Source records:
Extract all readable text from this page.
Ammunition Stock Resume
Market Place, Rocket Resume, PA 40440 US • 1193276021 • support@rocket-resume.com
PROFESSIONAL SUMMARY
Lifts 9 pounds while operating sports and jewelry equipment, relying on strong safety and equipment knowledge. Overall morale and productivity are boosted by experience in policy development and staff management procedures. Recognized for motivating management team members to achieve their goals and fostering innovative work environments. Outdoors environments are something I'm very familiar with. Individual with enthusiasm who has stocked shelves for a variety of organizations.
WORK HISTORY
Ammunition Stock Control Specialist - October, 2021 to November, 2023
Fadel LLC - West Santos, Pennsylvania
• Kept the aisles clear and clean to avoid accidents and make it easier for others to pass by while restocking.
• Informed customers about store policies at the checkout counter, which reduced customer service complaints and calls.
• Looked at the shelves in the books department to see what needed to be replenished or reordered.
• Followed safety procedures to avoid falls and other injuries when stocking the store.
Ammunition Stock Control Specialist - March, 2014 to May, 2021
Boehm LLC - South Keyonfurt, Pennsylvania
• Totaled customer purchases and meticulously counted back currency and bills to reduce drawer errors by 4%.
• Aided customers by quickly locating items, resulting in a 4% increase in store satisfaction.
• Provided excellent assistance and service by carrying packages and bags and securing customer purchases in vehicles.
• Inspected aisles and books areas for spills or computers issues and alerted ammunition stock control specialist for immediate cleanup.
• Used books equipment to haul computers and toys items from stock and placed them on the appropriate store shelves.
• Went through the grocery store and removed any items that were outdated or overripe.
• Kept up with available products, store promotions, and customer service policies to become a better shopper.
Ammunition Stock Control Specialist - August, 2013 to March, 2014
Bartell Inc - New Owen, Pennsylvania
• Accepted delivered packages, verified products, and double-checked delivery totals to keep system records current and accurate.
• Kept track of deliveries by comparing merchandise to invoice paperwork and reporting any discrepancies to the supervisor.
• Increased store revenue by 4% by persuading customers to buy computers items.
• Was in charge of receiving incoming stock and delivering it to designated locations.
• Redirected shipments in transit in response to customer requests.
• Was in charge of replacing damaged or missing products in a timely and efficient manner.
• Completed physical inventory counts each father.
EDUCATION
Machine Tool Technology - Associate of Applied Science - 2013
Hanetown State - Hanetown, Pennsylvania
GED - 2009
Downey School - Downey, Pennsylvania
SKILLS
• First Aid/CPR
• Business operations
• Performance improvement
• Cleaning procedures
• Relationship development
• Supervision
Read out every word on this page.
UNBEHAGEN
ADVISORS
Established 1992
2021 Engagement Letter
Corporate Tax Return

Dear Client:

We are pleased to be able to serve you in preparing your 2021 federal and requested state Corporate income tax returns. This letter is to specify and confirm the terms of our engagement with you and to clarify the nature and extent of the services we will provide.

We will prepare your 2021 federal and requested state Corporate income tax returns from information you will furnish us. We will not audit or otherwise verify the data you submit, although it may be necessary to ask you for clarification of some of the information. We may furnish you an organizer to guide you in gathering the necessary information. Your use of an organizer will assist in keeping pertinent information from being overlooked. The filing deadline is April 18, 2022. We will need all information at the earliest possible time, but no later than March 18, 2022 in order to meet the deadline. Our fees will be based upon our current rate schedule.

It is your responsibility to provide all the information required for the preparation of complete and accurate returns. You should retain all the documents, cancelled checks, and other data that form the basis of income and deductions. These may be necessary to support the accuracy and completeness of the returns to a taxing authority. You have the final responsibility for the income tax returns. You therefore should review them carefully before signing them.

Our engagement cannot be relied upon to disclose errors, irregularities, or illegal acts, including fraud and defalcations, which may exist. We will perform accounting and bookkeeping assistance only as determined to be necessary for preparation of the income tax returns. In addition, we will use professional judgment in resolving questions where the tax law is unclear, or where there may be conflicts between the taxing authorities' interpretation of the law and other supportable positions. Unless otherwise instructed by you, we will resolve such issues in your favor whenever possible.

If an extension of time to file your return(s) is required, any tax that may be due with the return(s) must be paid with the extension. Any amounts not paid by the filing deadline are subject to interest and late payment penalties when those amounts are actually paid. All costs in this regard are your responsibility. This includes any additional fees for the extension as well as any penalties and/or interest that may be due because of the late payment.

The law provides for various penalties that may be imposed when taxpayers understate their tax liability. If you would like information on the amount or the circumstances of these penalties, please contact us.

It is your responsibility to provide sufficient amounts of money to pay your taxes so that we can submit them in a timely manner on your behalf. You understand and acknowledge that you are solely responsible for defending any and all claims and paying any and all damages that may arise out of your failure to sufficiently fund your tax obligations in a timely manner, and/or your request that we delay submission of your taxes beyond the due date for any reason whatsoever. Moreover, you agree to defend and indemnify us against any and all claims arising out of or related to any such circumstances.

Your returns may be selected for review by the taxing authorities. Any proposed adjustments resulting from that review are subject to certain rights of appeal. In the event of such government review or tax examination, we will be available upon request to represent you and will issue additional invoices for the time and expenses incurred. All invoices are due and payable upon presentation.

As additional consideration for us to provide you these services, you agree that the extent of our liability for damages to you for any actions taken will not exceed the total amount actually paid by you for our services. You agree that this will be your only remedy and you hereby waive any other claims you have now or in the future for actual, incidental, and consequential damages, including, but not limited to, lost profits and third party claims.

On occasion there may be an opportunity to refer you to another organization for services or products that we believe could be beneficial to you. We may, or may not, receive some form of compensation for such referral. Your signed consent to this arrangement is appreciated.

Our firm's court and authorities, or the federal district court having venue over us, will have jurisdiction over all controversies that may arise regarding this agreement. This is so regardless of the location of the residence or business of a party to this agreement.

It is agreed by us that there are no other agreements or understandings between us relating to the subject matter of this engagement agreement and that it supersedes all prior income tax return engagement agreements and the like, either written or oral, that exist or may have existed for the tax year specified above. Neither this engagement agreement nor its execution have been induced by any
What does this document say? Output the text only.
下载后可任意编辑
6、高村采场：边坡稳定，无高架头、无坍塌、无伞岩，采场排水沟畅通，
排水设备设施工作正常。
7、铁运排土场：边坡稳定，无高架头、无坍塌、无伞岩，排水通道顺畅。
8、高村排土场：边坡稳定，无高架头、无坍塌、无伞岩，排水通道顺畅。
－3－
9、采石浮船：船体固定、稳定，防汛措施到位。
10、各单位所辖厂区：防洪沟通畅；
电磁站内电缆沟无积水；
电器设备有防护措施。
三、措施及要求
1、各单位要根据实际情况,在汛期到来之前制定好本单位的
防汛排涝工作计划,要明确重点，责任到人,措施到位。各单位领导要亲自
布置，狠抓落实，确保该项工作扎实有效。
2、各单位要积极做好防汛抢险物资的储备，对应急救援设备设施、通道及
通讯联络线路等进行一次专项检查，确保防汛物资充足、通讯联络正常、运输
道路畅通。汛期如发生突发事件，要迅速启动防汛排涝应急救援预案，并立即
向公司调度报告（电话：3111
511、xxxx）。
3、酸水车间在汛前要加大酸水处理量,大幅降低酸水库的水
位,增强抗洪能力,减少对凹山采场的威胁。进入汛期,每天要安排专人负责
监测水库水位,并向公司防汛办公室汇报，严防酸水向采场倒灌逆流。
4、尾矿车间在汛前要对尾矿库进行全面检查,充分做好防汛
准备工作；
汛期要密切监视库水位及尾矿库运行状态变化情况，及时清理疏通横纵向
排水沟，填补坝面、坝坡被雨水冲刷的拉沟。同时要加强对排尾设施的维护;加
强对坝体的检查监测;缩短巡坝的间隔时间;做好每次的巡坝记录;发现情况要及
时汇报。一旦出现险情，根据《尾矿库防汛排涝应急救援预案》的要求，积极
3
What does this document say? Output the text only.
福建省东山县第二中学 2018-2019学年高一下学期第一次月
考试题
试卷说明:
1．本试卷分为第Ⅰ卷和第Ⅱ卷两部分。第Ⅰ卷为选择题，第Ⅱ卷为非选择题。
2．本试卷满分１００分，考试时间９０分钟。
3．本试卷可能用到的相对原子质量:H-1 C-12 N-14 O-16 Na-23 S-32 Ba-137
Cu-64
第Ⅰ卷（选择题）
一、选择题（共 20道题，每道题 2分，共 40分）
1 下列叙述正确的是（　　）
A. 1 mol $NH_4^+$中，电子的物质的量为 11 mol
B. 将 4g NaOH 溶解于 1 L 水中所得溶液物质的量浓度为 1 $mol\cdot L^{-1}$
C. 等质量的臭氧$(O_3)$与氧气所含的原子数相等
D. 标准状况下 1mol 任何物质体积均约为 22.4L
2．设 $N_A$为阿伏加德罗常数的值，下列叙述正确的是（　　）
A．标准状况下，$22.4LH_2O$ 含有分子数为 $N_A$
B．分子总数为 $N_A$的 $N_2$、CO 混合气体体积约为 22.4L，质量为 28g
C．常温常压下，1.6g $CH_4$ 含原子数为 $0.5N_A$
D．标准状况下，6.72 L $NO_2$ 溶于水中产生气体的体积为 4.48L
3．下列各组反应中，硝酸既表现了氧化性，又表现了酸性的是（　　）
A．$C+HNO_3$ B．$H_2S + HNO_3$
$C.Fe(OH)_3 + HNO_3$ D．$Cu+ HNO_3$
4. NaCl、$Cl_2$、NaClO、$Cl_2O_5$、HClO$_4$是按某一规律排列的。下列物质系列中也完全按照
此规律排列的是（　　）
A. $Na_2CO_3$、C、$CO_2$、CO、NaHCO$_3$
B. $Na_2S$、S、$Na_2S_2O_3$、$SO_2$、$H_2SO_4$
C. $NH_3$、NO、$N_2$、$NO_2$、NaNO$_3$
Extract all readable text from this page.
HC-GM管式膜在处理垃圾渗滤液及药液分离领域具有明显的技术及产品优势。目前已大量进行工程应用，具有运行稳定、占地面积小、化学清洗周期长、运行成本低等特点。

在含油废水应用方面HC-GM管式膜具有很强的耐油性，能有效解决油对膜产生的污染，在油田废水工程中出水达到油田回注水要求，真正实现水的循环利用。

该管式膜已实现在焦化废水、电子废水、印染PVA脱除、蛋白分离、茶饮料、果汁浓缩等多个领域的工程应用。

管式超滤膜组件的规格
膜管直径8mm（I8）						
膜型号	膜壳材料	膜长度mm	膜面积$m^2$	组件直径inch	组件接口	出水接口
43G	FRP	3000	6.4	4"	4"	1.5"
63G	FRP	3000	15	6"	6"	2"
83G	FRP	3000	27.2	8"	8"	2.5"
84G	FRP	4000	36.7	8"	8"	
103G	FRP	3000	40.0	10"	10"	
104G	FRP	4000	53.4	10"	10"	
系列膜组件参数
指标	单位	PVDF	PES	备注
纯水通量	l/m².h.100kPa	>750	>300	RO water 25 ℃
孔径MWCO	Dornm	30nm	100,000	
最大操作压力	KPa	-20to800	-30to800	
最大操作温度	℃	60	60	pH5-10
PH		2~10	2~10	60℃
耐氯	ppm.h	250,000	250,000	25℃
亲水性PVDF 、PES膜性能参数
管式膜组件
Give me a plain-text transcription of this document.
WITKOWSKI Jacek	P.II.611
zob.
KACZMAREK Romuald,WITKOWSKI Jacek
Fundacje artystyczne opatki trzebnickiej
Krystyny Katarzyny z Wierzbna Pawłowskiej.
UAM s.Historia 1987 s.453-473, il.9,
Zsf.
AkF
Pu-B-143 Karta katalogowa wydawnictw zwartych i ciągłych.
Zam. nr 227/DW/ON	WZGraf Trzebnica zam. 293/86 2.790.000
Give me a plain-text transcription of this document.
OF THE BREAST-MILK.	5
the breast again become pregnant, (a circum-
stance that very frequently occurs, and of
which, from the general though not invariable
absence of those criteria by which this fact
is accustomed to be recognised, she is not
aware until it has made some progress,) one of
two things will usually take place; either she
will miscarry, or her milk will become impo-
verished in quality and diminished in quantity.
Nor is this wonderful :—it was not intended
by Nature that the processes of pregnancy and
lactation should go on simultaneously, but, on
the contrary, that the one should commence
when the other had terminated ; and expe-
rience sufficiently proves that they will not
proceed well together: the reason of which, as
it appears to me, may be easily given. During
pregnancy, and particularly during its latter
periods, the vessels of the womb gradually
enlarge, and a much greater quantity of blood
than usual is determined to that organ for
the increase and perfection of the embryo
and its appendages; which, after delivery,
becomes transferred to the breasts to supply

GIVEN EXERCISE:
Look through the entries above; copy each line where the string "issues" appears.

FULL OUTPUT:
• Inspected aisles and books areas for spills or computers issues and alerted ammunition stock control specialist for immediate cleanup.
Our engagement cannot be relied upon to disclose errors, irregularities, or illegal acts, including fraud and defalcations, which may exist. We will perform accounting and bookkeeping assistance only as determined to be necessary for preparation of the income tax returns. In addition, we will use professional judgment in resolving questions where the tax law is unclear, or where there may be conflicts between the taxing authorities' interpretation of the law and other supportable positions. Unless otherwise instructed by you, we will resolve such issues in your favor whenever possible.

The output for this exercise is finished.